Collected data:
☆ ☆ ☆ ☆

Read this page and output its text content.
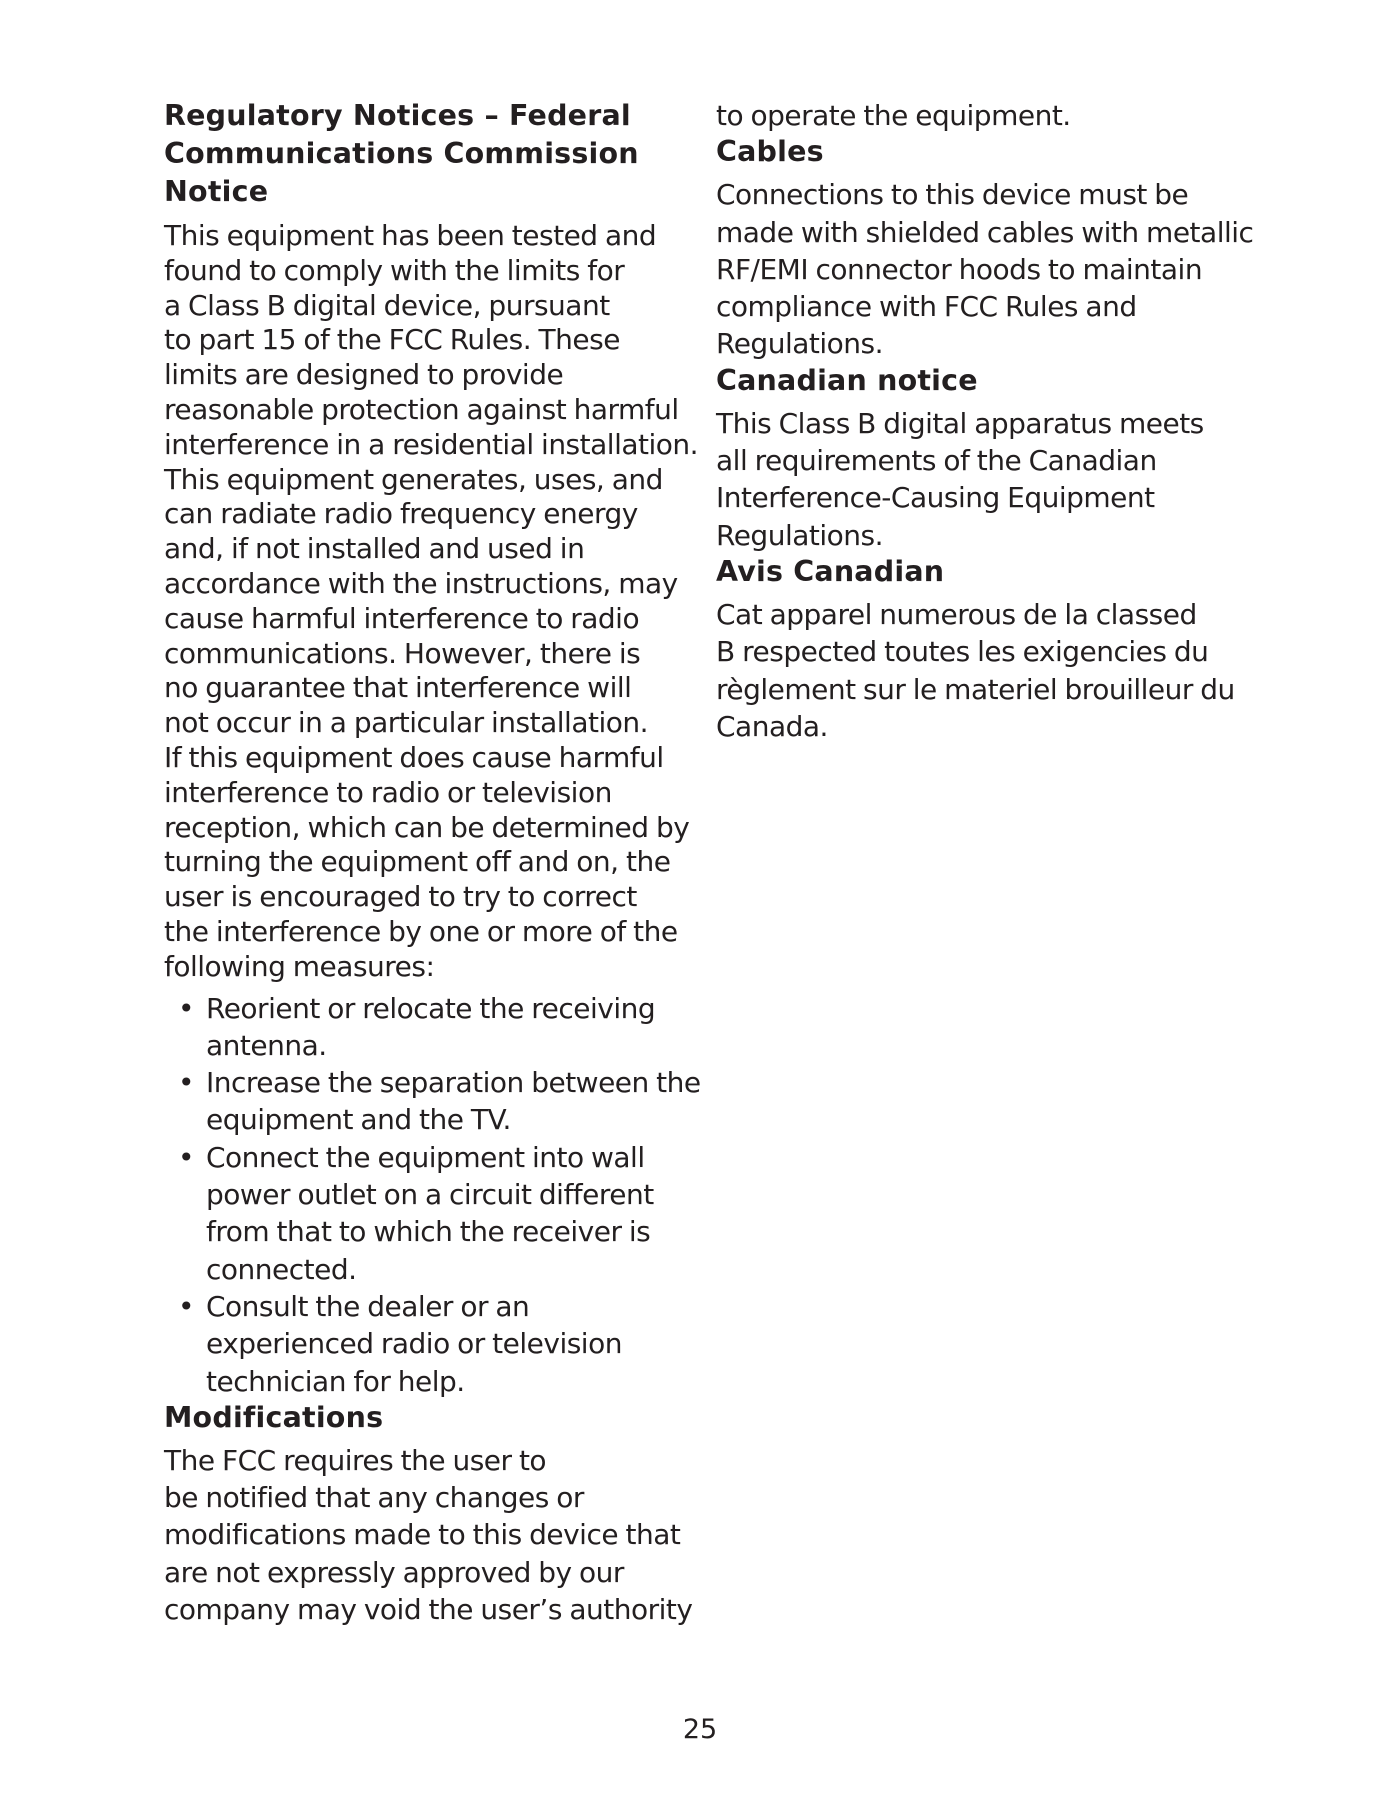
Regulatory Notices – Federal
Communications Commission
Notice

This equipment has been tested and
found to comply with the limits for
a Class B digital device, pursuant
to part 15 of the FCC Rules. These
limits are designed to provide
reasonable protection against harmful
interference in a residential installation.
This equipment generates, uses, and
can radiate radio frequency energy
and, if not installed and used in
accordance with the instructions, may
cause harmful interference to radio
communications. However, there is
no guarantee that interference will
not occur in a particular installation.
If this equipment does cause harmful
interference to radio or television
reception, which can be determined by
turning the equipment off and on, the
user is encouraged to try to correct
the interference by one or more of the
following measures:

• Reorient or relocate the receiving
antenna.
• Increase the separation between the
equipment and the TV.
• Connect the equipment into wall
power outlet on a circuit different
from that to which the receiver is
connected.
• Consult the dealer or an
experienced radio or television
technician for help.
Modifications

The FCC requires the user to
be notified that any changes or
modifications made to this device that
are not expressly approved by our
company may void the user’s authority

to operate the equipment.

Cables

Connections to this device must be
made with shielded cables with metallic
RF/EMI connector hoods to maintain
compliance with FCC Rules and
Regulations.

Canadian notice

This Class B digital apparatus meets
all requirements of the Canadian
Interference-Causing Equipment
Regulations.

Avis Canadian

Cat apparel numerous de la classed
B respected toutes les exigencies du
règlement sur le materiel brouilleur du
Canada.

25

☆ ☆ ☆ ☆

## REQUIRED TASK
Output all of the records exactly as they appear above, but not the pictures.

## FINAL ANSWER
Read this page and output its text content.
Regulatory Notices – Federal
Communications Commission
Notice

This equipment has been tested and
found to comply with the limits for
a Class B digital device, pursuant
to part 15 of the FCC Rules. These
limits are designed to provide
reasonable protection against harmful
interference in a residential installation.
This equipment generates, uses, and
can radiate radio frequency energy
and, if not installed and used in
accordance with the instructions, may
cause harmful interference to radio
communications. However, there is
no guarantee that interference will
not occur in a particular installation.
If this equipment does cause harmful
interference to radio or television
reception, which can be determined by
turning the equipment off and on, the
user is encouraged to try to correct
the interference by one or more of the
following measures:

• Reorient or relocate the receiving
antenna.
• Increase the separation between the
equipment and the TV.
• Connect the equipment into wall
power outlet on a circuit different
from that to which the receiver is
connected.
• Consult the dealer or an
experienced radio or television
technician for help.
Modifications

The FCC requires the user to
be notified that any changes or
modifications made to this device that
are not expressly approved by our
company may void the user’s authority

to operate the equipment.

Cables

Connections to this device must be
made with shielded cables with metallic
RF/EMI connector hoods to maintain
compliance with FCC Rules and
Regulations.

Canadian notice

This Class B digital apparatus meets
all requirements of the Canadian
Interference-Causing Equipment
Regulations.

Avis Canadian

Cat apparel numerous de la classed
B respected toutes les exigencies du
règlement sur le materiel brouilleur du
Canada.

25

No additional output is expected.